Provided data
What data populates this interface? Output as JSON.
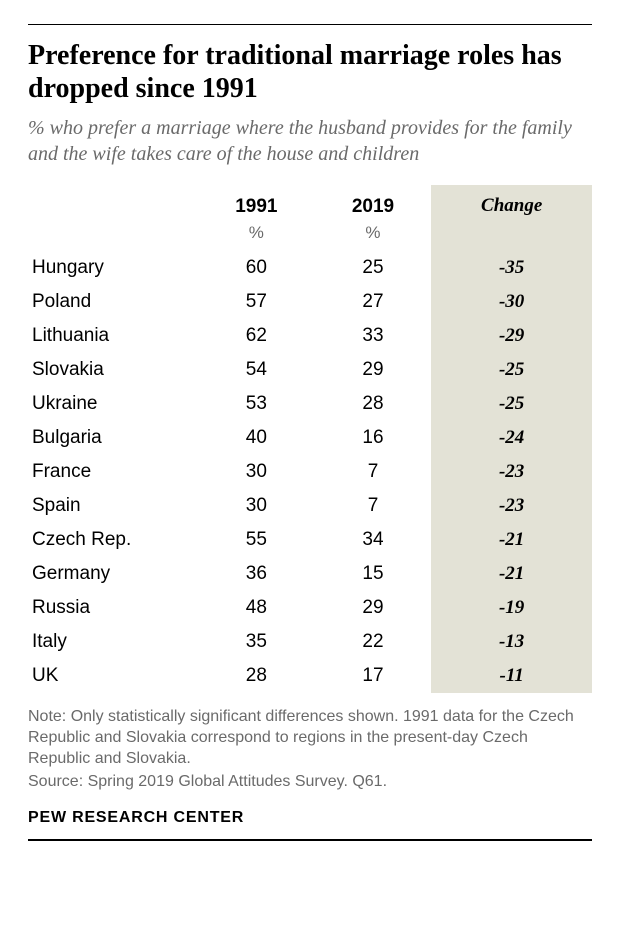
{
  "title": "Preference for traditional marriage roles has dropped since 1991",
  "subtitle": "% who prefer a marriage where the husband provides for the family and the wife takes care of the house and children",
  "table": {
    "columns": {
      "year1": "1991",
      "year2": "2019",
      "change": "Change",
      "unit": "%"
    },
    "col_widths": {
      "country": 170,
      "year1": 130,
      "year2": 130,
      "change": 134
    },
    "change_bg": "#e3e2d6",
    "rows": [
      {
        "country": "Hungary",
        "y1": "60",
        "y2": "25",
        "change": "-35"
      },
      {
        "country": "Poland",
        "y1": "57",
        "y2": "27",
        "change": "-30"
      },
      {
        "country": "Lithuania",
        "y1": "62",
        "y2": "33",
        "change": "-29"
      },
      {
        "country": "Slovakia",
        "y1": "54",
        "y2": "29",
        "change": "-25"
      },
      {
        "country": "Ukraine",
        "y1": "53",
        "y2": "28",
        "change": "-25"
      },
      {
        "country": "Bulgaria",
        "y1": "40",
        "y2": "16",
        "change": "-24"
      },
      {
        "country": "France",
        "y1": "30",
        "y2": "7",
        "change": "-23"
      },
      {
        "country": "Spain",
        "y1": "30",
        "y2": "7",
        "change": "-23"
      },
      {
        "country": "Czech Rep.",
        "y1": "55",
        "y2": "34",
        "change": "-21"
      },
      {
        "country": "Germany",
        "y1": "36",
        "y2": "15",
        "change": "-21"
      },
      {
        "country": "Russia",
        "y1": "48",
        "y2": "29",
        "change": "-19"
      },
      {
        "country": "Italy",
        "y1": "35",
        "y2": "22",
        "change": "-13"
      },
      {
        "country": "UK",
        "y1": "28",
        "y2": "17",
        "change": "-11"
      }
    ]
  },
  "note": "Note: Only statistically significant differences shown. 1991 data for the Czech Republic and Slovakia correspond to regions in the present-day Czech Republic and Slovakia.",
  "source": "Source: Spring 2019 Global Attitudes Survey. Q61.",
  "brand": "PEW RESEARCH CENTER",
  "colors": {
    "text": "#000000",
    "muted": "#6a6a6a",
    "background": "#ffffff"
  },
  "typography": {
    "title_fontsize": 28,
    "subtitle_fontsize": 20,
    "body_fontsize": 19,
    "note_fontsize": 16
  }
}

What you should do
Print the records above exactly as they stand, but leave out the pictures.

Answer for this exercise
What data populates this interface? Output as JSON.
{
  "title": "Preference for traditional marriage roles has dropped since 1991",
  "subtitle": "% who prefer a marriage where the husband provides for the family and the wife takes care of the house and children",
  "table": {
    "columns": {
      "year1": "1991",
      "year2": "2019",
      "change": "Change",
      "unit": "%"
    },
    "col_widths": {
      "country": 170,
      "year1": 130,
      "year2": 130,
      "change": 134
    },
    "change_bg": "#e3e2d6",
    "rows": [
      {
        "country": "Hungary",
        "y1": "60",
        "y2": "25",
        "change": "-35"
      },
      {
        "country": "Poland",
        "y1": "57",
        "y2": "27",
        "change": "-30"
      },
      {
        "country": "Lithuania",
        "y1": "62",
        "y2": "33",
        "change": "-29"
      },
      {
        "country": "Slovakia",
        "y1": "54",
        "y2": "29",
        "change": "-25"
      },
      {
        "country": "Ukraine",
        "y1": "53",
        "y2": "28",
        "change": "-25"
      },
      {
        "country": "Bulgaria",
        "y1": "40",
        "y2": "16",
        "change": "-24"
      },
      {
        "country": "France",
        "y1": "30",
        "y2": "7",
        "change": "-23"
      },
      {
        "country": "Spain",
        "y1": "30",
        "y2": "7",
        "change": "-23"
      },
      {
        "country": "Czech Rep.",
        "y1": "55",
        "y2": "34",
        "change": "-21"
      },
      {
        "country": "Germany",
        "y1": "36",
        "y2": "15",
        "change": "-21"
      },
      {
        "country": "Russia",
        "y1": "48",
        "y2": "29",
        "change": "-19"
      },
      {
        "country": "Italy",
        "y1": "35",
        "y2": "22",
        "change": "-13"
      },
      {
        "country": "UK",
        "y1": "28",
        "y2": "17",
        "change": "-11"
      }
    ]
  },
  "note": "Note: Only statistically significant differences shown. 1991 data for the Czech Republic and Slovakia correspond to regions in the present-day Czech Republic and Slovakia.",
  "source": "Source: Spring 2019 Global Attitudes Survey. Q61.",
  "brand": "PEW RESEARCH CENTER",
  "colors": {
    "text": "#000000",
    "muted": "#6a6a6a",
    "background": "#ffffff"
  },
  "typography": {
    "title_fontsize": 28,
    "subtitle_fontsize": 20,
    "body_fontsize": 19,
    "note_fontsize": 16
  }
}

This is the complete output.